GOAL: Search the records for "here" and copy each line that holds it.

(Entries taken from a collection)
-- Start --
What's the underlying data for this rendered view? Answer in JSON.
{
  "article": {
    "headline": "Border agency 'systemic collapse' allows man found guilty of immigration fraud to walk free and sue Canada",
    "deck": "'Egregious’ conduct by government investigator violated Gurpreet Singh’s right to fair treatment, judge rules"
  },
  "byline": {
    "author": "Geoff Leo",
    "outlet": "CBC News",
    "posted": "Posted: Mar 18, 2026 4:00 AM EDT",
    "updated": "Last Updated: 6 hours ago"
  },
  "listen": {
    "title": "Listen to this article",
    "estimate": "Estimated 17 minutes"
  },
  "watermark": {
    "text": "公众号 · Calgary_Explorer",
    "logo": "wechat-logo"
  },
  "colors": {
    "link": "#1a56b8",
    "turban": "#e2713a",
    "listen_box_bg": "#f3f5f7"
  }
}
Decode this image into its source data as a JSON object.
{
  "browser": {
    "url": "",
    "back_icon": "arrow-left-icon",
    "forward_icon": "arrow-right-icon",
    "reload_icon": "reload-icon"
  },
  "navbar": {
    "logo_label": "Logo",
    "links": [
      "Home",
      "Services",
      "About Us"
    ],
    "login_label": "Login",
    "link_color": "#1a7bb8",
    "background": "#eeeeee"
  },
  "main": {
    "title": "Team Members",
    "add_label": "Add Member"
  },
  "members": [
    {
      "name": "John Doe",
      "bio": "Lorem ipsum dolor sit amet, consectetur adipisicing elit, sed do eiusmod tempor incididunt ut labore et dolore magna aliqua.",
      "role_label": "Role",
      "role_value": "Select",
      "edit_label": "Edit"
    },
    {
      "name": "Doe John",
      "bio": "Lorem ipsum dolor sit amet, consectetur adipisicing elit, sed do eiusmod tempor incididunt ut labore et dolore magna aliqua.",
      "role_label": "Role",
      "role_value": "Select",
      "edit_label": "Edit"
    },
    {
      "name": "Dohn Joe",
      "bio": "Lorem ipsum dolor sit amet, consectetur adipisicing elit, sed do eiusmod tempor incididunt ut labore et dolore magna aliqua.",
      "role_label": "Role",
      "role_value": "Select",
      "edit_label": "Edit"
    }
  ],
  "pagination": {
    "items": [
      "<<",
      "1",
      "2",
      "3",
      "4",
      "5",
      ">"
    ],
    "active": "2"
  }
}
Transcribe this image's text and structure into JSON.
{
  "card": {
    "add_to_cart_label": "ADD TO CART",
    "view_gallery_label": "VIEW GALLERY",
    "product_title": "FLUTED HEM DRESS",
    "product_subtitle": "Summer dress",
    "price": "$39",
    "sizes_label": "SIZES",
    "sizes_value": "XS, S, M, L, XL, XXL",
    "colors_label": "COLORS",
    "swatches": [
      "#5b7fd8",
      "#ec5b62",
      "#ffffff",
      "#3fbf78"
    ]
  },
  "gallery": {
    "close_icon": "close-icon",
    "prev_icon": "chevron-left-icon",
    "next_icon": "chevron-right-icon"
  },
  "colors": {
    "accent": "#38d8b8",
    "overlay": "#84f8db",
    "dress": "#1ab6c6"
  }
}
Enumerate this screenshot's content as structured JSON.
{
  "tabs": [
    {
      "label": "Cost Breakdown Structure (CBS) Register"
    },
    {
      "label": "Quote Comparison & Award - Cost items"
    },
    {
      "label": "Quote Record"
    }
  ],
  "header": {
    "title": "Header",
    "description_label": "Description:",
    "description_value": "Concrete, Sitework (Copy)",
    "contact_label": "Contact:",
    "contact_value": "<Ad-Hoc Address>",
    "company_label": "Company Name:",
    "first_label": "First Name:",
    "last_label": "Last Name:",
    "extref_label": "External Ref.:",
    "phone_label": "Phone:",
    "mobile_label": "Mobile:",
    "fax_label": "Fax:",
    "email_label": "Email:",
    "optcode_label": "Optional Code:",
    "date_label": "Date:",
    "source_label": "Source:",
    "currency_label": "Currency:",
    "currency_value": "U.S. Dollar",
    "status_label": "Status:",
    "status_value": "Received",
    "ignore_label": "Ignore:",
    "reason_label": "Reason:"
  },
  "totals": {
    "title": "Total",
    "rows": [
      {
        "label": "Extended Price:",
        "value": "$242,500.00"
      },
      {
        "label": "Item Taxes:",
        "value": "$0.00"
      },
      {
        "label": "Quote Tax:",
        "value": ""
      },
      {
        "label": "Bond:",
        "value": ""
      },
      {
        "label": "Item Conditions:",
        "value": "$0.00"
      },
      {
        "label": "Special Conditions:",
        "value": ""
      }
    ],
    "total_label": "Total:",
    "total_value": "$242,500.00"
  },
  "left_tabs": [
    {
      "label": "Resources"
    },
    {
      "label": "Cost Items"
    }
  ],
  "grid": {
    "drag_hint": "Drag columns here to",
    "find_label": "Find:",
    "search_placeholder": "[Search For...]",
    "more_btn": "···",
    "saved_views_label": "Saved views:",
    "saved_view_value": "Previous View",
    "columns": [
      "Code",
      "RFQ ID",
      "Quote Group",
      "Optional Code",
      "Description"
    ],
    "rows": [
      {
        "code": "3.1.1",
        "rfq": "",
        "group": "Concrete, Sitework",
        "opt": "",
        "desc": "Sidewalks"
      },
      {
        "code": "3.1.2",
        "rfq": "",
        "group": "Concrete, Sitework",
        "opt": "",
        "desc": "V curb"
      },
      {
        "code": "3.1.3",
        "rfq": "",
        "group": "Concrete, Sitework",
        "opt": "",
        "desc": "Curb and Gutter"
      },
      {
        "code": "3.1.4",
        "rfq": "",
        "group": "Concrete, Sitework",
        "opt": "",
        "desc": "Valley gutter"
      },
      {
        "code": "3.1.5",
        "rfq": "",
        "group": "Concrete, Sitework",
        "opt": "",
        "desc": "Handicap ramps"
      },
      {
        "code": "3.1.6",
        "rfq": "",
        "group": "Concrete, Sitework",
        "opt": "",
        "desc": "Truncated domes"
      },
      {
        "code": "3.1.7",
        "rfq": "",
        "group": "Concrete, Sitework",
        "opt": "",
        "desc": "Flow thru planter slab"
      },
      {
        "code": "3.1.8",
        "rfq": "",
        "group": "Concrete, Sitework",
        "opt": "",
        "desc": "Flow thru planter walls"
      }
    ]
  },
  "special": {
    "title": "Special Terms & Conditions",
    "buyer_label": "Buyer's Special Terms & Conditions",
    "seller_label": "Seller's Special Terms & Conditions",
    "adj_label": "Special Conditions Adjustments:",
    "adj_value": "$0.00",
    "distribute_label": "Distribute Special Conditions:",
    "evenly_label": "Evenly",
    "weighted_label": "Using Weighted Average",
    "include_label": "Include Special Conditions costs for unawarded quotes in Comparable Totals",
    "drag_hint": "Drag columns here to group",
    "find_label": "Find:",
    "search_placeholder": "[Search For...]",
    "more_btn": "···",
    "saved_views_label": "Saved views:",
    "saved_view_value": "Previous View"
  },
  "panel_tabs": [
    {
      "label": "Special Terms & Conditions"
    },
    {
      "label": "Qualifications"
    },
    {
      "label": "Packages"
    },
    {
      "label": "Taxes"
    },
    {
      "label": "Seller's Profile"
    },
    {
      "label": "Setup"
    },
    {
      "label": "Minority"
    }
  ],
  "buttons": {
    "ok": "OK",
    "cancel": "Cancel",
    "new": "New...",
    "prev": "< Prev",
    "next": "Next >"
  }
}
-- End --
FINISHED TASK:
    "drag_hint": "Drag columns here to",
    "drag_hint": "Drag columns here to group",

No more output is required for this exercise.